▶ _Task objective_: Reproduce the reader comments below word for word, from the first line to the last.

▶ _Extract to read_:
########################################

Evolution in action,

St Andrews 04/10/2008 01:30:59
A poor title for the story, because it is really the opposite of what is likely to happen to the business. Bad times are indeed when small companies become big companies. However the trick to doing well in bad times is preparation, and that means having at least some clue of when the bubble is going to burst. There is no evidence that the company discussed in the article has any insight whatsoever, or long term plan to use the coming deep (very) recession to leapfrog the losers. Quite the opposite it would appear from the numbers. Survival is now their only concern, even survival is good if possible, but I suspect in this case, doubtful. Cash out and run Mr Miller, I would.
2

Corstorphinery,

Edinburgh 04/10/2008 08:49:28
No mention of the promised staff bonuses being withdrawn at the 11th hour. Some of them five figure amounts and already spent by trusting employees. No one complains because of the sheer numbers of redundancies on the go....
3

Cathcart Boy,

London 04/10/2008 11:40:38
The story is of little interest to anyone outside of the Miller family. However I note the mention of the name of Peter Cummings. Is this the forerunner of press comment concerning one of Scotland's foremost and aggressive dealmakers in the context of difficulties suffered by HBOS? Or will poor mortgage lending continue to be blamed exclusively for the demise of the Bank? Just wondering.
4

Darien,

Panama 04/10/2008 19:33:11
A sad Tory/unionist company, to wreck and ruin it must go, I'm afraid. Unless they see the light, at the 11th hour.

########################################

▶ _Collected material_:
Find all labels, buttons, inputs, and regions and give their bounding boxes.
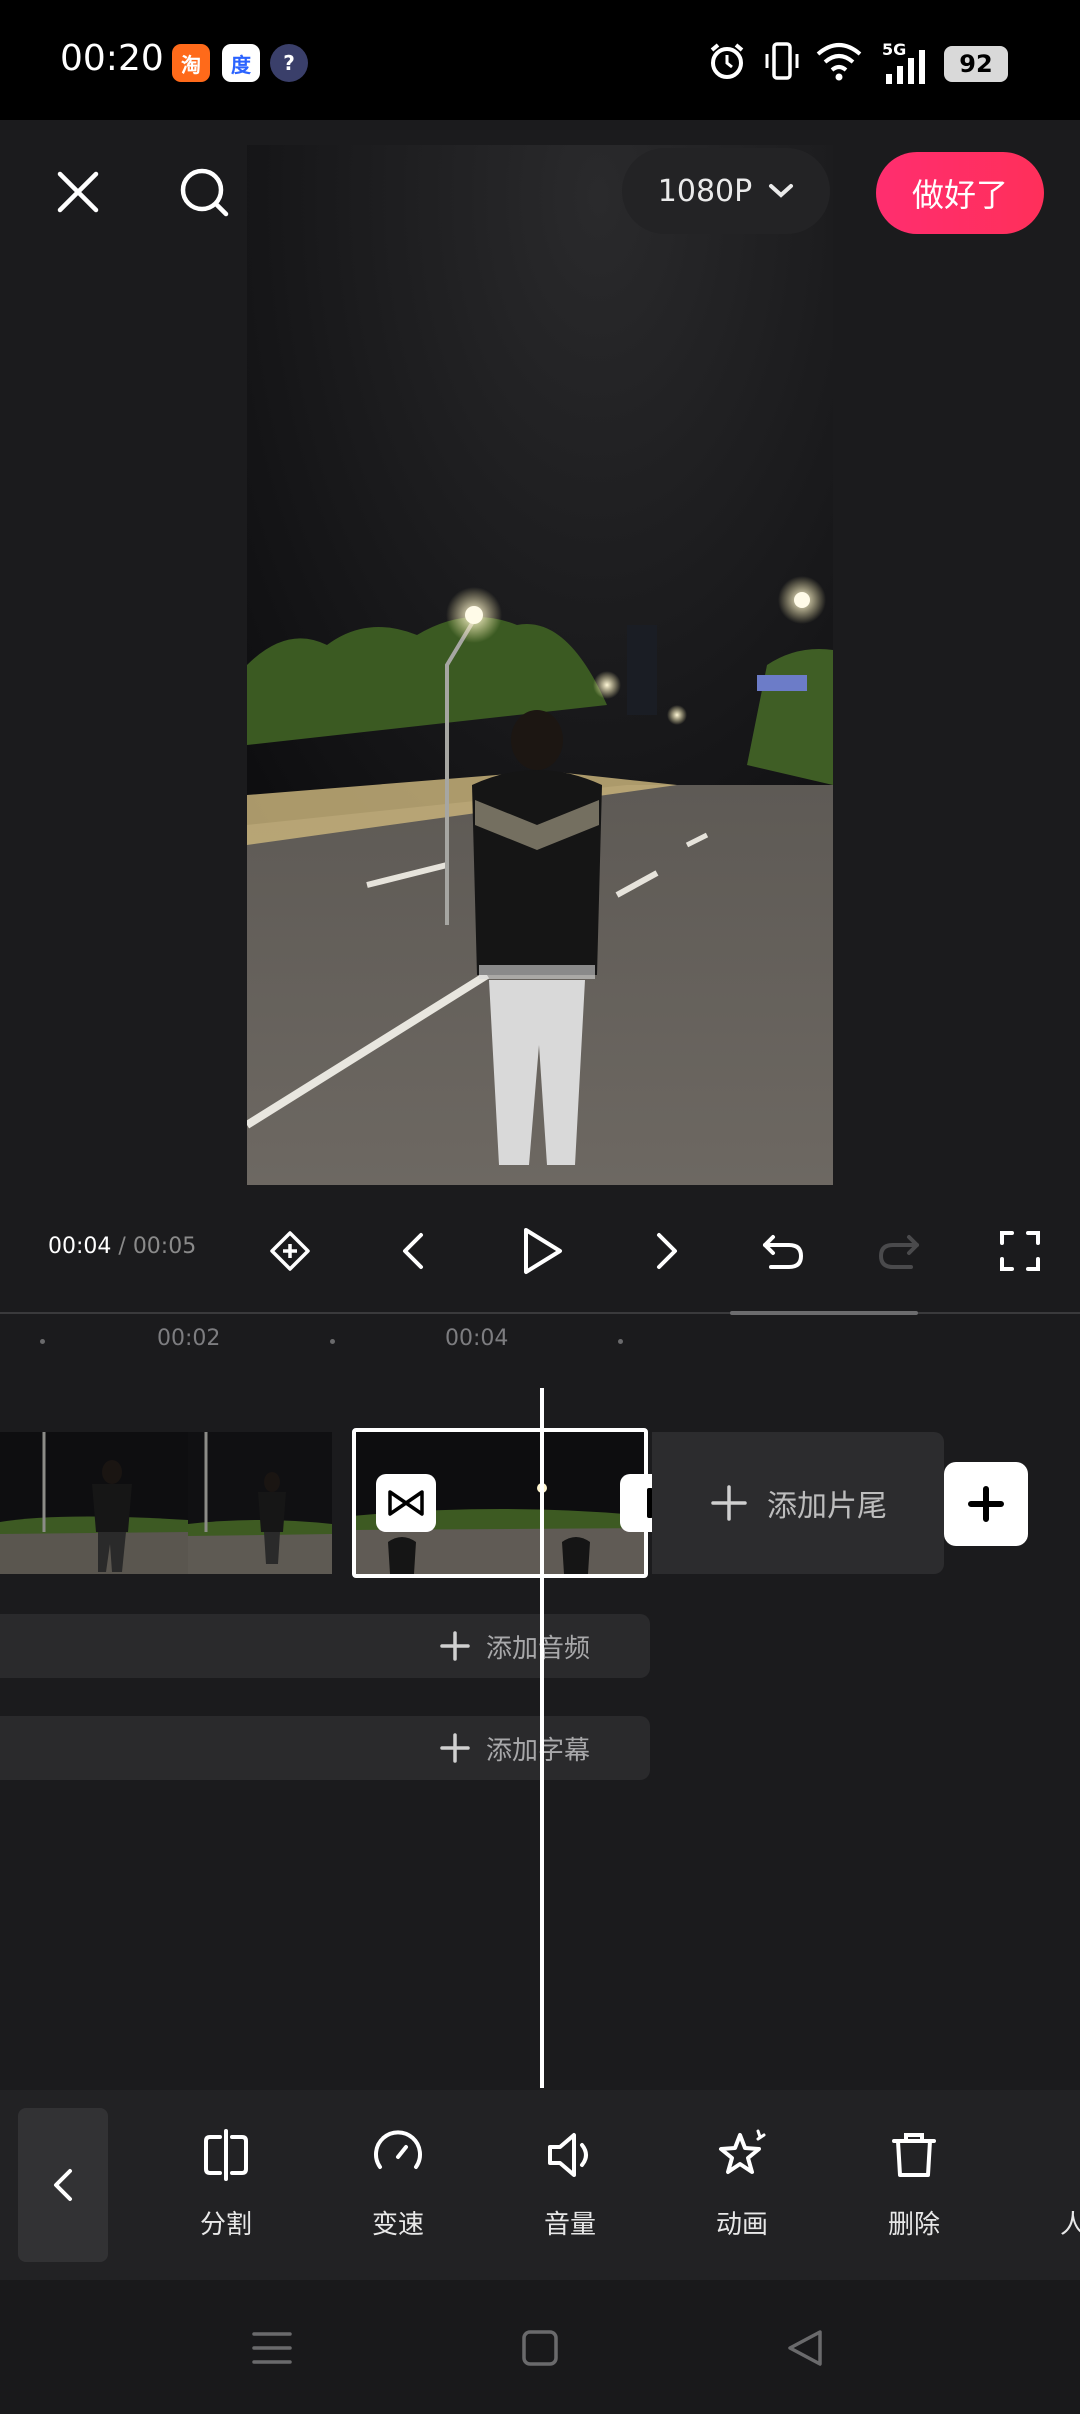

########################################

▶ _Output for this exercise_:
Evolution in action,

St Andrews 04/10/2008 01:30:59
A poor title for the story, because it is really the opposite of what is likely to happen to the business. Bad times are indeed when small companies become big companies. However the trick to doing well in bad times is preparation, and that means having at least some clue of when the bubble is going to burst. There is no evidence that the company discussed in the article has any insight whatsoever, or long term plan to use the coming deep (very) recession to leapfrog the losers. Quite the opposite it would appear from the numbers. Survival is now their only concern, even survival is good if possible, but I suspect in this case, doubtful. Cash out and run Mr Miller, I would.
2

Corstorphinery,

Edinburgh 04/10/2008 08:49:28
No mention of the promised staff bonuses being withdrawn at the 11th hour. Some of them five figure amounts and already spent by trusting employees. No one complains because of the sheer numbers of redundancies on the go....
3

Cathcart Boy,

London 04/10/2008 11:40:38
The story is of little interest to anyone outside of the Miller family. However I note the mention of the name of Peter Cummings. Is this the forerunner of press comment concerning one of Scotland's foremost and aggressive dealmakers in the context of difficulties suffered by HBOS? Or will poor mortgage lending continue to be blamed exclusively for the demise of the Bank? Just wondering.
4

Darien,

Panama 04/10/2008 19:33:11
A sad Tory/unionist company, to wreck and ruin it must go, I'm afraid. Unless they see the light, at the 11th hour.